Consignes –
a - Dans le texte sur l'Internet en Chine, quels portails en chinois restent en général accessibles depuis le continent ?
b - Pour chaque affirmation, dites par oui ou non si elle concorde avec le texte sur l'Internet en Chine, en citant les mots décisifs du texte : (i) L'accès au site du China Times est toujours bloqué par les autorités chinoises. (ii) Avant et après un Congrès du PCC, les professionnels des médias utilisent un pseudonyme face à la presse de Taiwan ou de Hongkong. (iii) L'interdiction de la série Meteor Garden a été prononcée à la demande de téléspectateurs.

Texte extrait –
=======

L'Internet est également une des principales sources d'informations pour les jeunes Chinois sur les tendances de la mode ou les derniers potins concernant les stars taiwanaises. Si l'accès à certains sites d'information comme ceux des quotidiens insulaires China Times et United Daily News est parfois bloqué par les autorités chinoises, comme récemment à l'approche du XVIe Congrès du Parti communiste chinois, les portails en chinois tels que Yahoo Kimo, Sina.net et Yam.com restent en général accessibles depuis le continent.
« L'Internet est une bonne illustration du contrôle tantôt lâche, tantôt strict, que le pouvoir exerce sur le flux des informations concernant ce qui se passe à l'extérieur du pays », commente Li Ming. Les instances dirigeantes pensent parfois qu'il est plus sûr de serrer la vis. Le sachant, avant et après un Congrès du PCC, les professionnels des médias prennent soin d'utiliser un pseudonyme lorsqu'ils répondent aux interviews de la presse de Taiwan ou de Hongkong, même sur un sujet apparemment anodin et apolitique comme la culture pop en Chine
L'impression d'inconstance que donne l'attitude des autorités chinoises vis-à-vis de la culture populaire taiwanaise a récemment encore été confirmée par l'interdiction de diffusion qui a visé la série télévisée taiwanaise Meteor Garden(*) l'année dernière, à la demande de téléspectateurs s'offusquant de « l'influence néfaste » sur leurs enfants des « valeurs bourgeoises » véhiculées par la série.

=======

Entrées de données –
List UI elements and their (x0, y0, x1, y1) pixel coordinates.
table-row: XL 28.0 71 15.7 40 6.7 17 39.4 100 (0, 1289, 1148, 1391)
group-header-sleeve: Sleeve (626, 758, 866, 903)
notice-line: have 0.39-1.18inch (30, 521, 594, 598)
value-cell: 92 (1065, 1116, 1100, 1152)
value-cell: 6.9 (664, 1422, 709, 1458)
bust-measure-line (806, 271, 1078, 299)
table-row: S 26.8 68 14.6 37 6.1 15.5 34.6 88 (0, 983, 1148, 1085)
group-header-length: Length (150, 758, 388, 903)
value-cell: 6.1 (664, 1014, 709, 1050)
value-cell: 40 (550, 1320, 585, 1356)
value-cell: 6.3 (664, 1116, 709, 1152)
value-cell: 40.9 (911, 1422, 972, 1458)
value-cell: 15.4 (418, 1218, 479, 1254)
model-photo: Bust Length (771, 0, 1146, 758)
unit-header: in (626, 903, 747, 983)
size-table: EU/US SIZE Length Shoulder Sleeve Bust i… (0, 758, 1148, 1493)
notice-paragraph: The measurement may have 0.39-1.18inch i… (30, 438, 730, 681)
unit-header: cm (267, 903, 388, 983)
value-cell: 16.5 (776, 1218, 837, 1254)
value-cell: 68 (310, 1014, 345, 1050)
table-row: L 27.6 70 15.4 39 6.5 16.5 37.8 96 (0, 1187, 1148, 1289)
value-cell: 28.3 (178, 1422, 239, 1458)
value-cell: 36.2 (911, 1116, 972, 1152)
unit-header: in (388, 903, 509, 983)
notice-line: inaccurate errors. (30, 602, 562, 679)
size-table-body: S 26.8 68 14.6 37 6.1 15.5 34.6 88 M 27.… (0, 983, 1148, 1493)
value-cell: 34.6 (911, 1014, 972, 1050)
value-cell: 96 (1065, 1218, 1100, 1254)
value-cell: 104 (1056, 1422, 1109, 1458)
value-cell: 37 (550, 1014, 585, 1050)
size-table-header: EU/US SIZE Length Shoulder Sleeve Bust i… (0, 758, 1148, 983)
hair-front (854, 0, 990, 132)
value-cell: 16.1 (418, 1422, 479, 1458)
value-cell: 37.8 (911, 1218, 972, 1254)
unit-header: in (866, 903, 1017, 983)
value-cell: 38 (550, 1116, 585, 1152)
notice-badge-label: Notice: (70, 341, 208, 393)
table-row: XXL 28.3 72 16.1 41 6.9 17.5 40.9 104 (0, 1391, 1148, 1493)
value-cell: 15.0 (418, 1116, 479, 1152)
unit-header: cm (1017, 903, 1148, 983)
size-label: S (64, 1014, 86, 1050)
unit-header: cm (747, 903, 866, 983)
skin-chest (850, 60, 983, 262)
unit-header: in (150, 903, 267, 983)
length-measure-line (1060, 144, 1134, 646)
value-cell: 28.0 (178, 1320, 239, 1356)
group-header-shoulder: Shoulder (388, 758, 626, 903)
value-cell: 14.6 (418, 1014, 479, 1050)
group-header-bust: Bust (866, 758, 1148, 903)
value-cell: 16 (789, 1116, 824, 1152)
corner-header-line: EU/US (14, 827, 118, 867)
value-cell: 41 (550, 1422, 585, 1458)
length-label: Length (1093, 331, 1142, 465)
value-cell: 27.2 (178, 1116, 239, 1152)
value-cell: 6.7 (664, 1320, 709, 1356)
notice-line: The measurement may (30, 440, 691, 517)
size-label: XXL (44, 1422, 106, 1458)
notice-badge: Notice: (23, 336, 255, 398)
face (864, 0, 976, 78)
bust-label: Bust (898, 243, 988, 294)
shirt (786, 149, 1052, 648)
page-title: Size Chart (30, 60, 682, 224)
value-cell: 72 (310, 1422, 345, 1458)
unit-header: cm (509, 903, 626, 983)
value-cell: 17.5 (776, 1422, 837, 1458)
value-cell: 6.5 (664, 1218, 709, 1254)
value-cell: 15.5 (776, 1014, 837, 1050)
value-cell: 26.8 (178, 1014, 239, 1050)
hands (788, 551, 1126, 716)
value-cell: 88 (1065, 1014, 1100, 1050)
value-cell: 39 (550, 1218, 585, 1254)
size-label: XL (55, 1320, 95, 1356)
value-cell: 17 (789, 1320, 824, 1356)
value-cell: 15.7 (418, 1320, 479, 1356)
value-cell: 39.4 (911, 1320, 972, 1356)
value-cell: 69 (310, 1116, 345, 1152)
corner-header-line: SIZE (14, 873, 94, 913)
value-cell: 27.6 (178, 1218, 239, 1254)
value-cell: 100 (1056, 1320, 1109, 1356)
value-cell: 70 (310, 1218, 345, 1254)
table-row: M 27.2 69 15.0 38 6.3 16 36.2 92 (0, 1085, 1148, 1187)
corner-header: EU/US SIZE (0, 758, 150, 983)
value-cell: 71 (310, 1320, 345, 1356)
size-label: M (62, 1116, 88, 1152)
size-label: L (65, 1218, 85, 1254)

=======

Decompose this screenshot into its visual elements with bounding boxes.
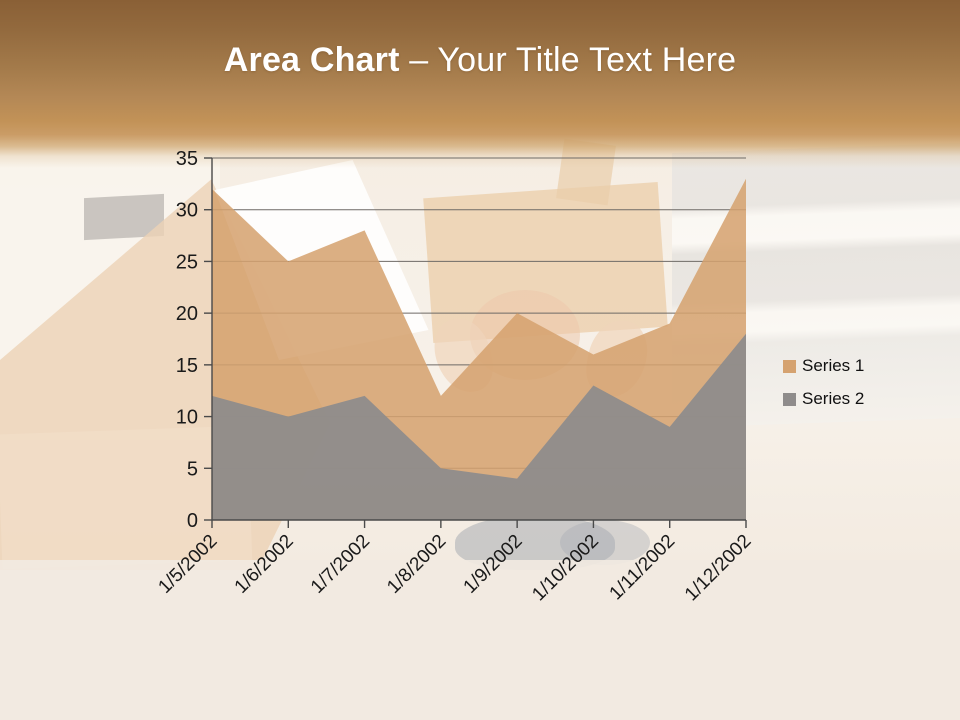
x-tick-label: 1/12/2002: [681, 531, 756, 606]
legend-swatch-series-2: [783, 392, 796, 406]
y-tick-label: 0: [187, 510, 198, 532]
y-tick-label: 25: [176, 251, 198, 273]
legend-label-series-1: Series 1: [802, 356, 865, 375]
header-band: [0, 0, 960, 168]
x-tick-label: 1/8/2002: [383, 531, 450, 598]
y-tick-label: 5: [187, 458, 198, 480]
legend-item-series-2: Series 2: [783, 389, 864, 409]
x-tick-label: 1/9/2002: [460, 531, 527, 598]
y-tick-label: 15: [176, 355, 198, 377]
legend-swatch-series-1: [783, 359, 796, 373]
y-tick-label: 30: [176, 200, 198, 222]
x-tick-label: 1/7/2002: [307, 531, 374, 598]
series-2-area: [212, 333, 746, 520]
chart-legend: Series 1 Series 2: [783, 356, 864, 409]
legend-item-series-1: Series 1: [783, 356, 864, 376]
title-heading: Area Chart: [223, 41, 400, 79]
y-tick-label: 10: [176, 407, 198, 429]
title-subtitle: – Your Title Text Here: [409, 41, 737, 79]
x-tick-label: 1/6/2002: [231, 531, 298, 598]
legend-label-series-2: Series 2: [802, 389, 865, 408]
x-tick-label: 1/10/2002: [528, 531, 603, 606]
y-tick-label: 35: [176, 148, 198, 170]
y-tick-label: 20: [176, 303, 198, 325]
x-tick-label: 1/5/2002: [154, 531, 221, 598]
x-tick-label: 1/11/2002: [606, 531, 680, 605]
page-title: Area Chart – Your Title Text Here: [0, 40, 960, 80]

=======

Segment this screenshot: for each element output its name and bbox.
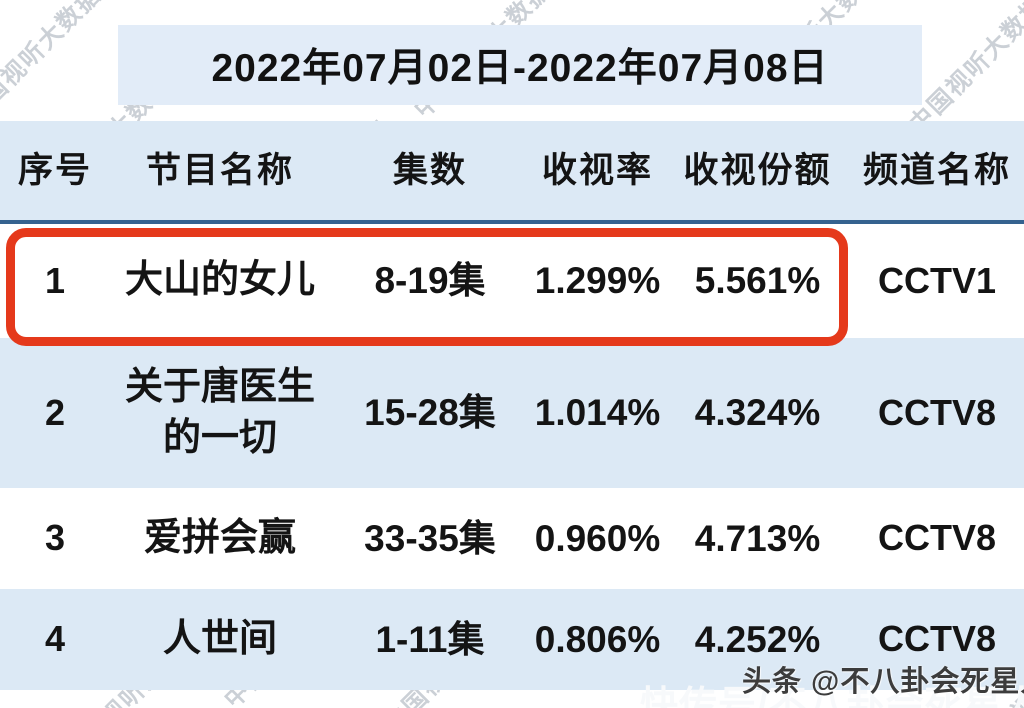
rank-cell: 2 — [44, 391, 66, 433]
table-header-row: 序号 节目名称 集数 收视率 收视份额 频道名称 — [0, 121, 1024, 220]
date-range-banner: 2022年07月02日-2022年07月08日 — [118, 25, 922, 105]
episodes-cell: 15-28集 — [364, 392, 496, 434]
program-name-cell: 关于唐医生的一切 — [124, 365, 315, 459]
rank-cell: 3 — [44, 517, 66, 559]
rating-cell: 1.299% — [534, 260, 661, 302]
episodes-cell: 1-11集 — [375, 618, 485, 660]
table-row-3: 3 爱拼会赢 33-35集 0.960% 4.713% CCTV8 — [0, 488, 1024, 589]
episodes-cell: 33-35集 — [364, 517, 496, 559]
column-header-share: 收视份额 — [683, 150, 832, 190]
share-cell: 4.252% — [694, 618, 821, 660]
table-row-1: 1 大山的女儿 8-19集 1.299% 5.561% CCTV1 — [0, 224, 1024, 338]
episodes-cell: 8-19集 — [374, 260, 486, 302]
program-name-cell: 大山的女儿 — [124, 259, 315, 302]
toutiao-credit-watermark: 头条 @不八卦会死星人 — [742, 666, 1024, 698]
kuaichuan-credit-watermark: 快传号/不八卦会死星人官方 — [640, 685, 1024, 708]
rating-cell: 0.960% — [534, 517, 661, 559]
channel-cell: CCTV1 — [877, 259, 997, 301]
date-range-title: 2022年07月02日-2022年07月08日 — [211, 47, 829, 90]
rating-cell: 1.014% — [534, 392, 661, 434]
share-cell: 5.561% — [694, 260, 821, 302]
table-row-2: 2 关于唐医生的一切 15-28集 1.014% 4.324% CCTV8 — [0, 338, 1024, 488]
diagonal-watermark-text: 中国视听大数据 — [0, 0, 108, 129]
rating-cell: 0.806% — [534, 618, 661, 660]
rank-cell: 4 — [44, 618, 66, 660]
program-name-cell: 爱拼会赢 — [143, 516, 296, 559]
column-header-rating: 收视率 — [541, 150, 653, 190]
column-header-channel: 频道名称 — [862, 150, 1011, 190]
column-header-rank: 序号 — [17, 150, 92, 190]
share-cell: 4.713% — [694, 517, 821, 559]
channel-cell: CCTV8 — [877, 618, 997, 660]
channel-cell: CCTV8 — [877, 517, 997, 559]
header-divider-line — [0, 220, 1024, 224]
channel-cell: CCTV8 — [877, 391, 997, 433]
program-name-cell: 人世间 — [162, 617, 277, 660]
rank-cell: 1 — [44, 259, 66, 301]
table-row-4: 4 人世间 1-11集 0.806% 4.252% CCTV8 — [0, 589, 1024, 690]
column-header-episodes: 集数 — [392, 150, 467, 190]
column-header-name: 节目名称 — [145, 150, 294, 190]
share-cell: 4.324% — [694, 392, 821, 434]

=======

Corrigés complets –
a - Yahoo Kimo, Sina.net et Yam.com.

b -
(i) Non : « est parfois bloqué par les autorités chinoises ».
(ii) Oui : « avant et après un Congrès du PCC, les professionnels des médias prennent soin d'utiliser un pseudonyme lorsqu'ils répondent aux interviews de la presse de Taiwan ou de Hongkong ».
(iii) Oui : « à la demande de téléspectateurs ».